[BEGIN WORKING DATA]
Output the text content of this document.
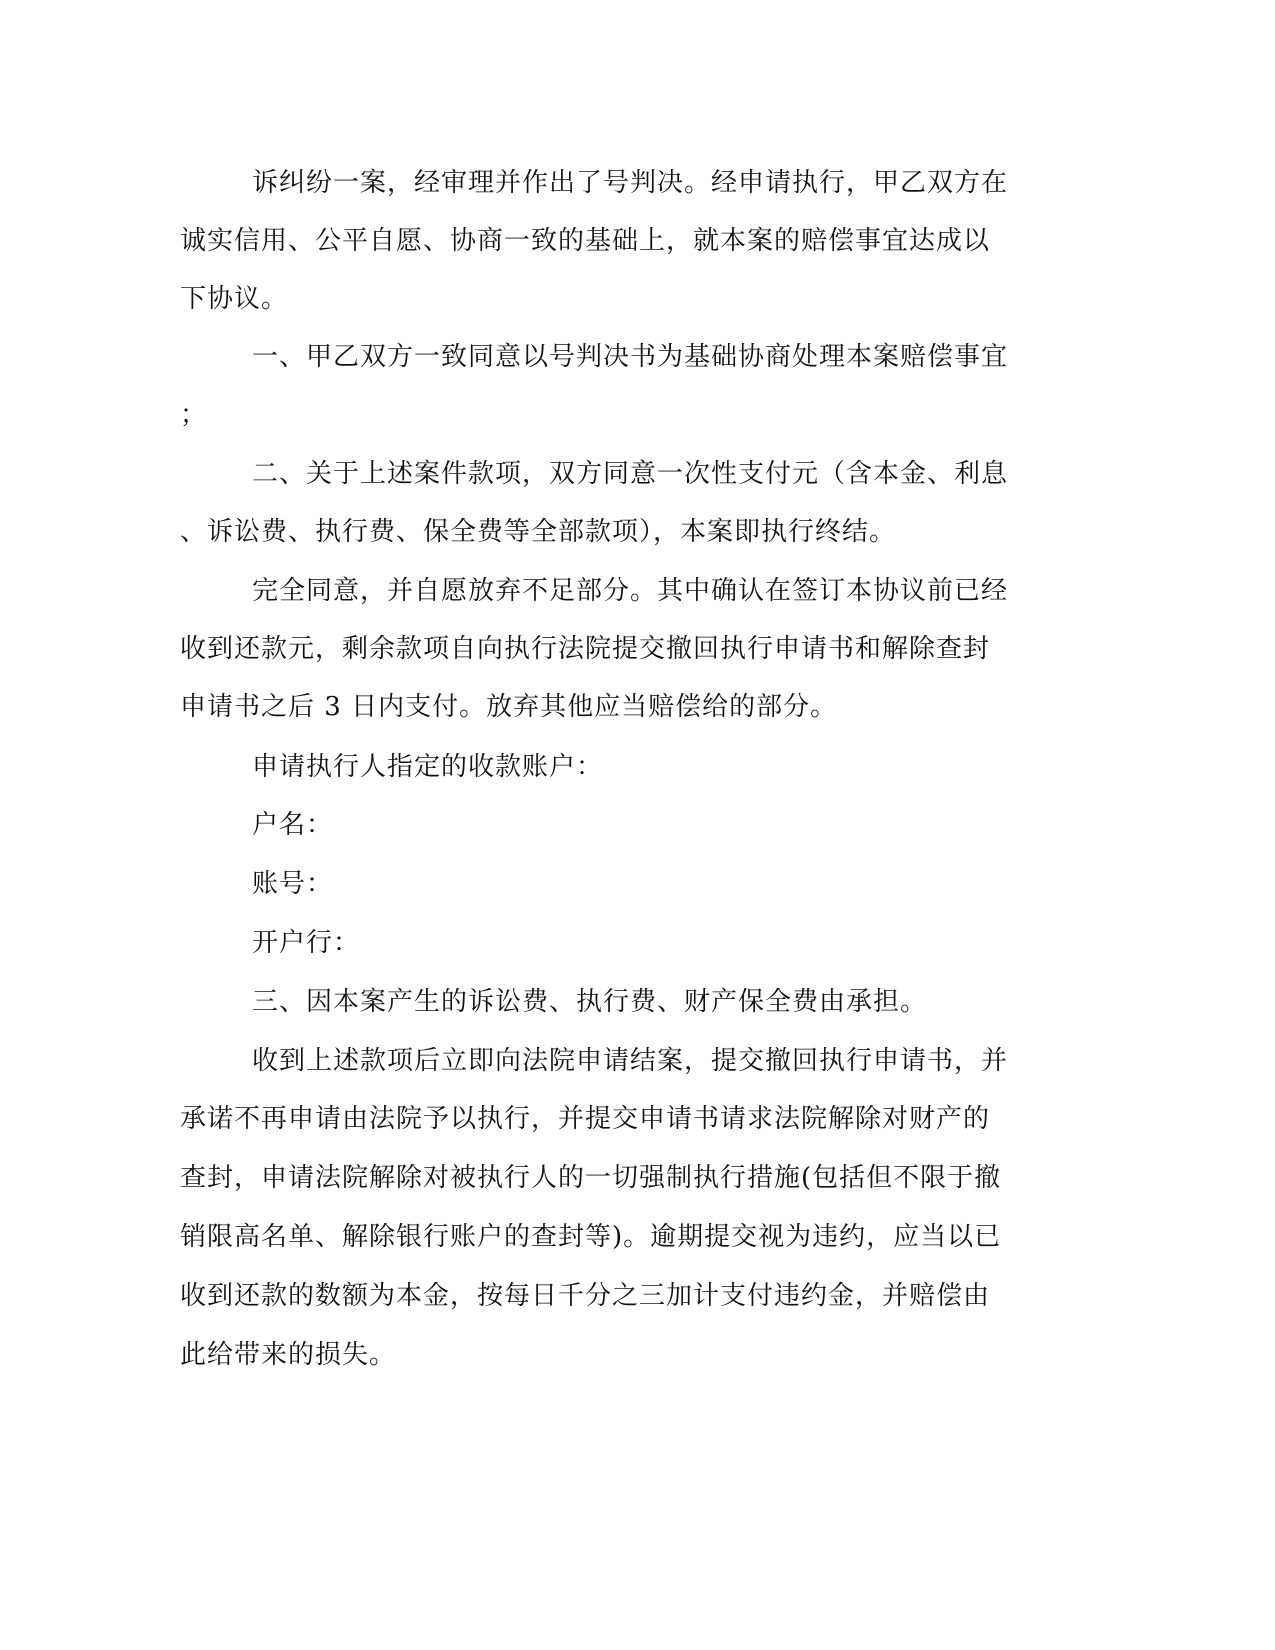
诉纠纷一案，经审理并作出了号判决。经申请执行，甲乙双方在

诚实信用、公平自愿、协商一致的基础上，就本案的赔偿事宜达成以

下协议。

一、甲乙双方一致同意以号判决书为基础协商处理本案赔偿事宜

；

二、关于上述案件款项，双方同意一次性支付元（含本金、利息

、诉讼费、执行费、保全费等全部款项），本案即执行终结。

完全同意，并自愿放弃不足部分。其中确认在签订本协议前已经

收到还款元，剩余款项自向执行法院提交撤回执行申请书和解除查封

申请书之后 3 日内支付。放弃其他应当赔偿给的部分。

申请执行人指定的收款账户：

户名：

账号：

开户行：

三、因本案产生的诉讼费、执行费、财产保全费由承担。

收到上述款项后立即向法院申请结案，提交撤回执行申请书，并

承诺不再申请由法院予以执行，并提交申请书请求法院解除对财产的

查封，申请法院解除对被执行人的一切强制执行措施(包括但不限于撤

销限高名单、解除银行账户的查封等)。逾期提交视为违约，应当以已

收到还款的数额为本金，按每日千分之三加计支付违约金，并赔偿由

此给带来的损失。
[END WORKING DATA]
SET TASK — Without the pictures, retype the whole of the material above exactly.

REPLY TO THE EXERCISE —
Output the text content of this document.
诉纠纷一案，经审理并作出了号判决。经申请执行，甲乙双方在

诚实信用、公平自愿、协商一致的基础上，就本案的赔偿事宜达成以

下协议。

一、甲乙双方一致同意以号判决书为基础协商处理本案赔偿事宜

；

二、关于上述案件款项，双方同意一次性支付元（含本金、利息

、诉讼费、执行费、保全费等全部款项），本案即执行终结。

完全同意，并自愿放弃不足部分。其中确认在签订本协议前已经

收到还款元，剩余款项自向执行法院提交撤回执行申请书和解除查封

申请书之后 3 日内支付。放弃其他应当赔偿给的部分。

申请执行人指定的收款账户：

户名：

账号：

开户行：

三、因本案产生的诉讼费、执行费、财产保全费由承担。

收到上述款项后立即向法院申请结案，提交撤回执行申请书，并

承诺不再申请由法院予以执行，并提交申请书请求法院解除对财产的

查封，申请法院解除对被执行人的一切强制执行措施(包括但不限于撤

销限高名单、解除银行账户的查封等)。逾期提交视为违约，应当以已

收到还款的数额为本金，按每日千分之三加计支付违约金，并赔偿由

此给带来的损失。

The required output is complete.